Aim of the exercise: Give the data a second time, exactly and in full.

Provided data:

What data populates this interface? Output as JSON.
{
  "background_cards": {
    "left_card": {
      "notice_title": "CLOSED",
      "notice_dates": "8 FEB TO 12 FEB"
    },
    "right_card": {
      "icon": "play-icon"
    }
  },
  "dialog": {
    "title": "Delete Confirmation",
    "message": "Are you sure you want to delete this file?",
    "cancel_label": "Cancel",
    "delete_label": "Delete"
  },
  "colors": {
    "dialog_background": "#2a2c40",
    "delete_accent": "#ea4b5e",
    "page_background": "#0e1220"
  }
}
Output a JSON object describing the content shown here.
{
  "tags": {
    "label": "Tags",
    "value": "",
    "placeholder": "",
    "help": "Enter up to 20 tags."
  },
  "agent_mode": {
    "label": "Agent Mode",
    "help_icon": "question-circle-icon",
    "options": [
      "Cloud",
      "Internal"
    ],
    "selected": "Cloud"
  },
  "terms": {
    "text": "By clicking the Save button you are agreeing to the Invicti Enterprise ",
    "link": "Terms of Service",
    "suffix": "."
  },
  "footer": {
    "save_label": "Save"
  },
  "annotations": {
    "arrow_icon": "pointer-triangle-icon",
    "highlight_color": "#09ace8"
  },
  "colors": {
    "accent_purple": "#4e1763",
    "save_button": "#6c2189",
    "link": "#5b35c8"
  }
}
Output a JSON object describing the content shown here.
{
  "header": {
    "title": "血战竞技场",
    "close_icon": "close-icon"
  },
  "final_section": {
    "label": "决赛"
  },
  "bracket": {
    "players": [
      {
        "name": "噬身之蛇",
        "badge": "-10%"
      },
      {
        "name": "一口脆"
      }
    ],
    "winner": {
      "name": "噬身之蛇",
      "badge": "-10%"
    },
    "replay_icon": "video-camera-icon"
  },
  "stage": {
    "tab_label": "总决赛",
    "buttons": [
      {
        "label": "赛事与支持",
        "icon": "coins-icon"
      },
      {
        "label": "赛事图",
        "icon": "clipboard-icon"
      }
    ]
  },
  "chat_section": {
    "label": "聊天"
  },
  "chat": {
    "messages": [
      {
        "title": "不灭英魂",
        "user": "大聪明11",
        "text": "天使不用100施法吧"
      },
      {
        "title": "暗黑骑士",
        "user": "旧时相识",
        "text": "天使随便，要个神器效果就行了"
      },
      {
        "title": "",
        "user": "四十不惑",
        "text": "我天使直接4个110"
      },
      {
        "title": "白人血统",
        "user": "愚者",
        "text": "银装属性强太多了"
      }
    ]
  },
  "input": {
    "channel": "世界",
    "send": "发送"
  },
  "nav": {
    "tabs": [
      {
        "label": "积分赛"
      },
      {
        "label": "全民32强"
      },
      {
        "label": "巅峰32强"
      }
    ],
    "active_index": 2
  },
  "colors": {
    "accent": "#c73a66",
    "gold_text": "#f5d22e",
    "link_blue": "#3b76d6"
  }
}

Answer to the task:
What data populates this interface? Output as JSON.
{
  "background_cards": {
    "left_card": {
      "notice_title": "CLOSED",
      "notice_dates": "8 FEB TO 12 FEB"
    },
    "right_card": {
      "icon": "play-icon"
    }
  },
  "dialog": {
    "title": "Delete Confirmation",
    "message": "Are you sure you want to delete this file?",
    "cancel_label": "Cancel",
    "delete_label": "Delete"
  },
  "colors": {
    "dialog_background": "#2a2c40",
    "delete_accent": "#ea4b5e",
    "page_background": "#0e1220"
  }
}
Output a JSON object describing the content shown here.
{
  "tags": {
    "label": "Tags",
    "value": "",
    "placeholder": "",
    "help": "Enter up to 20 tags."
  },
  "agent_mode": {
    "label": "Agent Mode",
    "help_icon": "question-circle-icon",
    "options": [
      "Cloud",
      "Internal"
    ],
    "selected": "Cloud"
  },
  "terms": {
    "text": "By clicking the Save button you are agreeing to the Invicti Enterprise ",
    "link": "Terms of Service",
    "suffix": "."
  },
  "footer": {
    "save_label": "Save"
  },
  "annotations": {
    "arrow_icon": "pointer-triangle-icon",
    "highlight_color": "#09ace8"
  },
  "colors": {
    "accent_purple": "#4e1763",
    "save_button": "#6c2189",
    "link": "#5b35c8"
  }
}
Output a JSON object describing the content shown here.
{
  "header": {
    "title": "血战竞技场",
    "close_icon": "close-icon"
  },
  "final_section": {
    "label": "决赛"
  },
  "bracket": {
    "players": [
      {
        "name": "噬身之蛇",
        "badge": "-10%"
      },
      {
        "name": "一口脆"
      }
    ],
    "winner": {
      "name": "噬身之蛇",
      "badge": "-10%"
    },
    "replay_icon": "video-camera-icon"
  },
  "stage": {
    "tab_label": "总决赛",
    "buttons": [
      {
        "label": "赛事与支持",
        "icon": "coins-icon"
      },
      {
        "label": "赛事图",
        "icon": "clipboard-icon"
      }
    ]
  },
  "chat_section": {
    "label": "聊天"
  },
  "chat": {
    "messages": [
      {
        "title": "不灭英魂",
        "user": "大聪明11",
        "text": "天使不用100施法吧"
      },
      {
        "title": "暗黑骑士",
        "user": "旧时相识",
        "text": "天使随便，要个神器效果就行了"
      },
      {
        "title": "",
        "user": "四十不惑",
        "text": "我天使直接4个110"
      },
      {
        "title": "白人血统",
        "user": "愚者",
        "text": "银装属性强太多了"
      }
    ]
  },
  "input": {
    "channel": "世界",
    "send": "发送"
  },
  "nav": {
    "tabs": [
      {
        "label": "积分赛"
      },
      {
        "label": "全民32强"
      },
      {
        "label": "巅峰32强"
      }
    ],
    "active_index": 2
  },
  "colors": {
    "accent": "#c73a66",
    "gold_text": "#f5d22e",
    "link_blue": "#3b76d6"
  }
}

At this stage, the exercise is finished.